■ **Input data**:
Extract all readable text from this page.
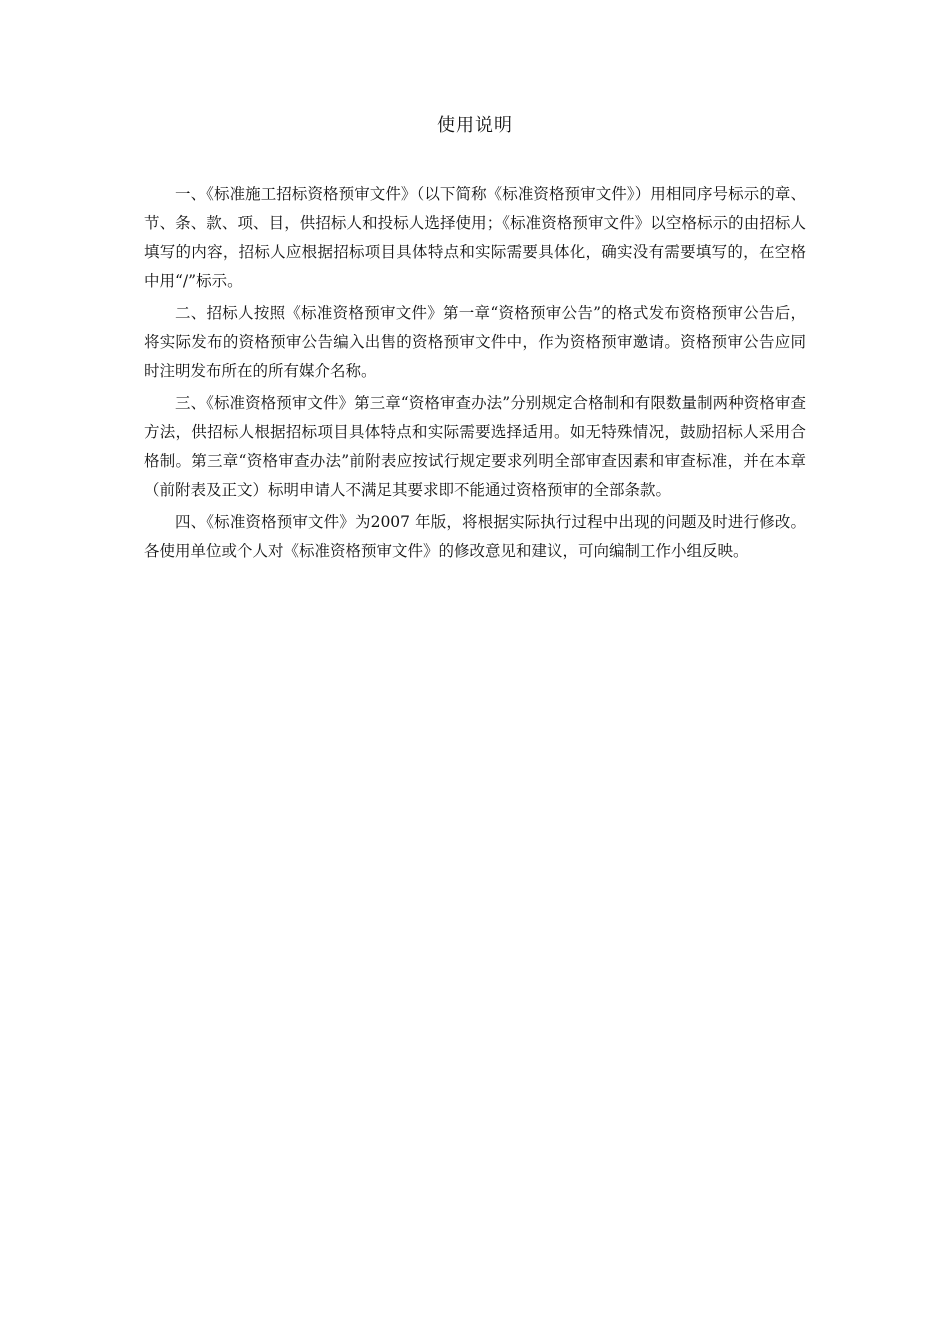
使用说明

一、《标准施工招标资格预审文件》（以下简称《标准资格预审文件》）用相同序号标示的章、节、条、款、项、目，供招标人和投标人选择使用；《标准资格预审文件》以空格标示的由招标人填写的内容，招标人应根据招标项目具体特点和实际需要具体化，确实没有需要填写的，在空格中用“/”标示。

二、招标人按照《标准资格预审文件》第一章“资格预审公告”的格式发布资格预审公告后，将实际发布的资格预审公告编入出售的资格预审文件中，作为资格预审邀请。资格预审公告应同时注明发布所在的所有媒介名称。

三、《标准资格预审文件》第三章“资格审查办法”分别规定合格制和有限数量制两种资格审查方法，供招标人根据招标项目具体特点和实际需要选择适用。如无特殊情况，鼓励招标人采用合格制。第三章“资格审查办法”前附表应按试行规定要求列明全部审查因素和审查标准，并在本章（前附表及正文）标明申请人不满足其要求即不能通过资格预审的全部条款。

四、《标准资格预审文件》为2007 年版，将根据实际执行过程中出现的问题及时进行修改。各使用单位或个人对《标准资格预审文件》的修改意见和建议，可向编制工作小组反映。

■ **Aim**: For this exercise, gather every line of the data that contains the word "标准资格预审文件".

■ **The result**:
一、《标准施工招标资格预审文件》（以下简称《标准资格预审文件》）用相同序号标示的章、节、条、款、项、目，供招标人和投标人选择使用；《标准资格预审文件》以空格标示的由招标人填写的内容，招标人应根据招标项目具体特点和实际需要具体化，确实没有需要填写的，在空格中用“/”标示。
二、招标人按照《标准资格预审文件》第一章“资格预审公告”的格式发布资格预审公告后，将实际发布的资格预审公告编入出售的资格预审文件中，作为资格预审邀请。资格预审公告应同时注明发布所在的所有媒介名称。
三、《标准资格预审文件》第三章“资格审查办法”分别规定合格制和有限数量制两种资格审查方法，供招标人根据招标项目具体特点和实际需要选择适用。如无特殊情况，鼓励招标人采用合格制。第三章“资格审查办法”前附表应按试行规定要求列明全部审查因素和审查标准，并在本章（前附表及正文）标明申请人不满足其要求即不能通过资格预审的全部条款。
四、《标准资格预审文件》为2007 年版，将根据实际执行过程中出现的问题及时进行修改。各使用单位或个人对《标准资格预审文件》的修改意见和建议，可向编制工作小组反映。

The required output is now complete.